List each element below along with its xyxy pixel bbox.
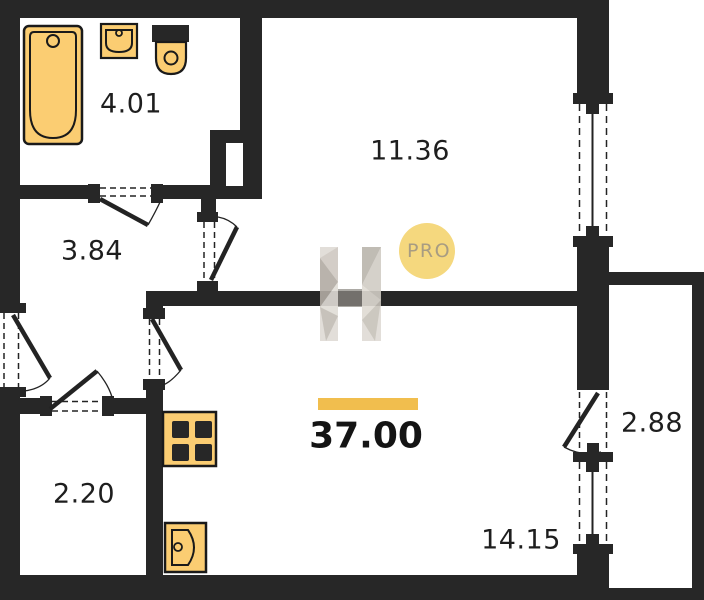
bathtub-icon <box>24 26 82 144</box>
total-area-underline <box>318 398 418 410</box>
ventilation-shaft <box>226 143 243 186</box>
entrance-door <box>0 303 50 397</box>
top-room-door <box>197 212 237 291</box>
area-label-top-room: 11.36 <box>370 136 450 167</box>
bottom-room-door <box>143 308 181 390</box>
closet-door <box>40 371 114 416</box>
floor-plan: 4.01 3.84 11.36 2.20 14.15 2.88 37.00 PR… <box>0 0 704 600</box>
h-logo-watermark <box>320 247 381 341</box>
area-label-hallway: 3.84 <box>61 236 123 267</box>
stove-icon <box>163 412 216 466</box>
area-label-balcony: 2.88 <box>621 408 683 439</box>
balcony-door <box>564 392 607 454</box>
bathroom-sink-icon <box>101 24 137 58</box>
toilet-icon <box>152 25 189 74</box>
bottom-room-window <box>573 452 613 554</box>
area-label-bottom-room: 14.15 <box>481 525 561 556</box>
area-label-bathroom: 4.01 <box>100 89 162 120</box>
total-area-value: 37.00 <box>309 416 423 457</box>
pro-badge-label: PRO <box>407 240 451 262</box>
top-room-window <box>573 93 613 247</box>
kitchen-sink-icon <box>165 523 206 572</box>
area-label-closet: 2.20 <box>53 479 115 510</box>
bathroom-door <box>88 184 163 225</box>
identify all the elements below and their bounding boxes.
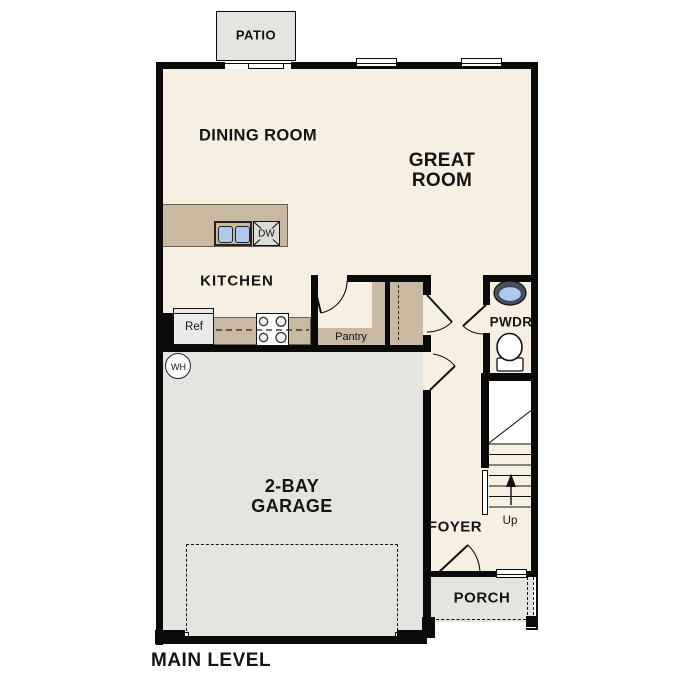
floor-plan: PATIO DINING ROOM GREAT ROOM KITCHEN Pan… [0, 0, 687, 687]
label-great-room-line2: ROOM [412, 170, 472, 191]
label-garage: 2-BAY GARAGE [251, 476, 332, 516]
garage-door-dashed-outline [186, 544, 398, 636]
label-stairs-up: Up [503, 515, 518, 527]
wall-pantry-closet-divider [385, 282, 390, 345]
porch-dashed-edge-bottom [431, 619, 526, 620]
label-pantry: Pantry [335, 331, 367, 343]
label-great-room: GREAT ROOM [409, 151, 476, 191]
wall-kitchen-hall-top [347, 275, 431, 282]
wall-garage-top [157, 345, 431, 352]
wall-powder-top [483, 275, 538, 282]
wall-powder-left-upper [483, 282, 490, 305]
wall-left [156, 62, 163, 645]
window-mullion [462, 63, 501, 64]
wall-ref-stub [163, 313, 173, 345]
wall-hall-left-upper [423, 275, 431, 295]
window-great-room [461, 58, 502, 67]
label-foyer: FOYER [428, 519, 482, 536]
wall-garage-bottom-block-left [155, 630, 185, 644]
porch-post [526, 616, 536, 627]
wall-stairs-top [483, 373, 538, 381]
porch-dashed-column-line-inner [533, 577, 534, 620]
label-porch: PORCH [454, 590, 511, 607]
window-porch [496, 569, 527, 578]
sink-basin-left [218, 226, 233, 243]
stove [256, 313, 289, 347]
porch-outline-bottom [526, 628, 538, 630]
label-garage-line1: 2-BAY [265, 476, 319, 496]
refrigerator-handle-line [174, 313, 213, 314]
label-water-heater: WH [171, 362, 186, 372]
porch-dashed-column-line-outer [527, 577, 528, 620]
stairs-stringer [482, 470, 488, 515]
window-mullion [357, 63, 396, 64]
window-dining [356, 58, 397, 67]
coat-closet-shelf [390, 282, 423, 345]
label-refrigerator: Ref [185, 321, 203, 333]
label-kitchen: KITCHEN [200, 273, 274, 290]
window-mullion [497, 574, 526, 575]
label-great-room-line1: GREAT [409, 150, 476, 171]
wall-pantry-left [311, 275, 318, 345]
label-patio: PATIO [236, 28, 276, 43]
wall-garage-bottom-block-right [397, 630, 427, 644]
wall-hall-left-mid [423, 335, 431, 352]
label-dishwasher: DW [257, 229, 276, 240]
stairs-landing [489, 381, 531, 443]
island-sink [214, 221, 252, 246]
label-garage-line2: GARAGE [251, 496, 332, 516]
wall-garage-bottom [156, 636, 427, 644]
plan-title: MAIN LEVEL [151, 650, 271, 672]
wall-foyer-left [423, 390, 431, 622]
label-powder-room: PWDR [490, 315, 533, 330]
closet-rod-dashed-line [398, 285, 399, 340]
label-dining-room: DINING ROOM [199, 127, 317, 146]
pantry-shelf-right [372, 282, 386, 328]
porch-outline-right [536, 577, 538, 629]
sink-basin-right [235, 226, 250, 243]
wall-stairs-left [481, 373, 489, 468]
patio-sliding-panel [248, 63, 284, 69]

• • •

Starting with the first line of the entries and going on through the line with "identify all the", write those lines out again, substituting "storage" for each "closet" and leaving everything else unchanged. Omit the pictures.

List each element below along with its xyxy pixel bbox.
bathtub-icon <box>24 26 82 144</box>
total-area-underline <box>318 398 418 410</box>
ventilation-shaft <box>226 143 243 186</box>
entrance-door <box>0 303 50 397</box>
top-room-door <box>197 212 237 291</box>
area-label-top-room: 11.36 <box>370 136 450 167</box>
bottom-room-door <box>143 308 181 390</box>
storage-door <box>40 371 114 416</box>
floor-plan: 4.01 3.84 11.36 2.20 14.15 2.88 37.00 PR… <box>0 0 704 600</box>
h-logo-watermark <box>320 247 381 341</box>
area-label-hallway: 3.84 <box>61 236 123 267</box>
stove-icon <box>163 412 216 466</box>
area-label-balcony: 2.88 <box>621 408 683 439</box>
balcony-door <box>564 392 607 454</box>
bathroom-sink-icon <box>101 24 137 58</box>
toilet-icon <box>152 25 189 74</box>
bottom-room-window <box>573 452 613 554</box>
area-label-bottom-room: 14.15 <box>481 525 561 556</box>
area-label-bathroom: 4.01 <box>100 89 162 120</box>
total-area-value: 37.00 <box>309 416 423 457</box>
pro-badge-label: PRO <box>407 240 451 262</box>
top-room-window <box>573 93 613 247</box>
kitchen-sink-icon <box>165 523 206 572</box>
area-label-storage: 2.20 <box>53 479 115 510</box>
bathroom-door <box>88 184 163 225</box>
identify all the elements below and their bounding boxes.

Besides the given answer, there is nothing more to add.